→ **YOUR OBJECTIVE**
Determine how many lines in these records hold "values". Only the number is wanted.

• • •

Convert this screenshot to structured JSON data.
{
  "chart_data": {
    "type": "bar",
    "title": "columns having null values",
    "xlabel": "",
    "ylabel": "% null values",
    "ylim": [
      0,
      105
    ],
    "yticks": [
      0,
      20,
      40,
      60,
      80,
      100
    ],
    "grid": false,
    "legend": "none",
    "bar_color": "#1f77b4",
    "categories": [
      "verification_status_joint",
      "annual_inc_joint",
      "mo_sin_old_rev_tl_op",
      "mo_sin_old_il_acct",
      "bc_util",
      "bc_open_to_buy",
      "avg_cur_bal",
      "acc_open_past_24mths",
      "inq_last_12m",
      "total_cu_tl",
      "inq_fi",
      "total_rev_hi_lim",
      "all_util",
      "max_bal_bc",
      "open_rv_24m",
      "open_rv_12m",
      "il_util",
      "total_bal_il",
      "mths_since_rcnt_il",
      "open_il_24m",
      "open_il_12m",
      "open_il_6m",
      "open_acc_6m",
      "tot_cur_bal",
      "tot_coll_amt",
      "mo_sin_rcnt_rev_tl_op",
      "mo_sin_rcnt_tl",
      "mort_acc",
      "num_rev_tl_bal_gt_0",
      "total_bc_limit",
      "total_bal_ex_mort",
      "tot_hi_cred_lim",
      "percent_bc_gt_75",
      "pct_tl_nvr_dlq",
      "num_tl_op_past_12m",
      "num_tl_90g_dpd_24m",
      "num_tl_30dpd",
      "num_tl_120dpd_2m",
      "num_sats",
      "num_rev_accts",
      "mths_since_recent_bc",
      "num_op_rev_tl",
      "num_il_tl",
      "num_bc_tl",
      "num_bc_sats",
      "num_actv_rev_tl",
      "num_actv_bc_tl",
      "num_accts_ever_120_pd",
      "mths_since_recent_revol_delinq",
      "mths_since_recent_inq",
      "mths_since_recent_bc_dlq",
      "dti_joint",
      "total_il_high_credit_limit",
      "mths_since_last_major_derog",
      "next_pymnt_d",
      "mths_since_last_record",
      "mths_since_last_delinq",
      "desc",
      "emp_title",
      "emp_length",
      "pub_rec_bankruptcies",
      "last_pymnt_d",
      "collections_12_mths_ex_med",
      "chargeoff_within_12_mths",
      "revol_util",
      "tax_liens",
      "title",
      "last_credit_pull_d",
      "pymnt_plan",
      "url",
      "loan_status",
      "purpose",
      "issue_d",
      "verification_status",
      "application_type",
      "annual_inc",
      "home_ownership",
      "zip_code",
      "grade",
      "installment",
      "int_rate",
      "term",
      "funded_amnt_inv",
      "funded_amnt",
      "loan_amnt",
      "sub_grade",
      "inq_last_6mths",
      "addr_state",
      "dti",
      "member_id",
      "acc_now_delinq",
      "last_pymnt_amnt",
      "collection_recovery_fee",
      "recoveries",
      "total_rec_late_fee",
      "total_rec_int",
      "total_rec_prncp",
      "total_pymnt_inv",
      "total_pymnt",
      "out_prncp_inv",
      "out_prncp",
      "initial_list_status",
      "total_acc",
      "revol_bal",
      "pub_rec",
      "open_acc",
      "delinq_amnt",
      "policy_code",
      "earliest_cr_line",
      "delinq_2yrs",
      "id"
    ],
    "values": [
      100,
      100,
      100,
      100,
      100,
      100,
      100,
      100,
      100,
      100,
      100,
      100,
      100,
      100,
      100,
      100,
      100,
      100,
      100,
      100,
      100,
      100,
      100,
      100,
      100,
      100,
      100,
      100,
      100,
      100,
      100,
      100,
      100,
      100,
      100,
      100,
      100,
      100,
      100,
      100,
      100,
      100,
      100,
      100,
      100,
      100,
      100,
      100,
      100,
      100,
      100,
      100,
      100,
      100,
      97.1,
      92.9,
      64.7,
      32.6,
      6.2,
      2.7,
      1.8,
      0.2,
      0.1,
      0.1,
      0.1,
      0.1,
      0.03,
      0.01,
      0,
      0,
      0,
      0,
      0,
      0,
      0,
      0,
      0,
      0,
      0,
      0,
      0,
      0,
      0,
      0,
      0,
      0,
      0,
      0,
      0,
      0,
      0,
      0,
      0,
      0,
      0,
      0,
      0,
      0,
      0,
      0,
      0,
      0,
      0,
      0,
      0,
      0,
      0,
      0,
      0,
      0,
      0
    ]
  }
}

• • •

→ **SOLUTION TO THIS EXERCISE**
3